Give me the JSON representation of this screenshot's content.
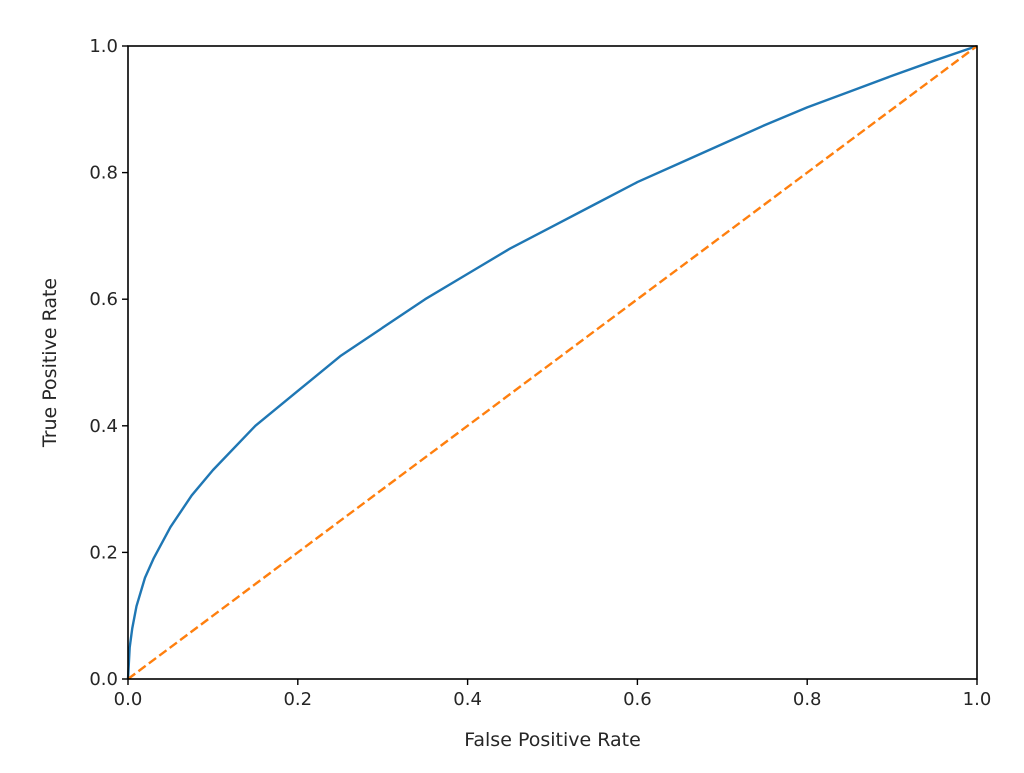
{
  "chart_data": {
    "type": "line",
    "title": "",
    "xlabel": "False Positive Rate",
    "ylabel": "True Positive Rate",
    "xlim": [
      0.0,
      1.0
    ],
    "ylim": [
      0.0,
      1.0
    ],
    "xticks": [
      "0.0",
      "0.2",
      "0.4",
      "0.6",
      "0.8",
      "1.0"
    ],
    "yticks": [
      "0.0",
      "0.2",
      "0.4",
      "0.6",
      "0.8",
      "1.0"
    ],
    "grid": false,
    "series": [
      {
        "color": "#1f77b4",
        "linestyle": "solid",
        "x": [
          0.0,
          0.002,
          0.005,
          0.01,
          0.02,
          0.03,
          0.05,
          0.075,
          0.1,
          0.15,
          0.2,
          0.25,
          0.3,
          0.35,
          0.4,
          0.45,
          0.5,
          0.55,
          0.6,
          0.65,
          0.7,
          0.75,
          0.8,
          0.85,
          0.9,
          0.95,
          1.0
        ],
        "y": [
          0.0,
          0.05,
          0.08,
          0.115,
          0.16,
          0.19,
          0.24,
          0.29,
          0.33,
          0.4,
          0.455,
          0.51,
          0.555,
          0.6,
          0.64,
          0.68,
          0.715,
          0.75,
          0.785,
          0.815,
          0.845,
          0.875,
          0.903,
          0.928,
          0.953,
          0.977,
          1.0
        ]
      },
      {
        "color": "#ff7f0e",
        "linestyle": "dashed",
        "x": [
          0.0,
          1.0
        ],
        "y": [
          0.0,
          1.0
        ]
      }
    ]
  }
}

__________________________________________________

EXERCISE: Reply with nothing but the number of lines in the data above that contain "Rate".

ANSWER: 2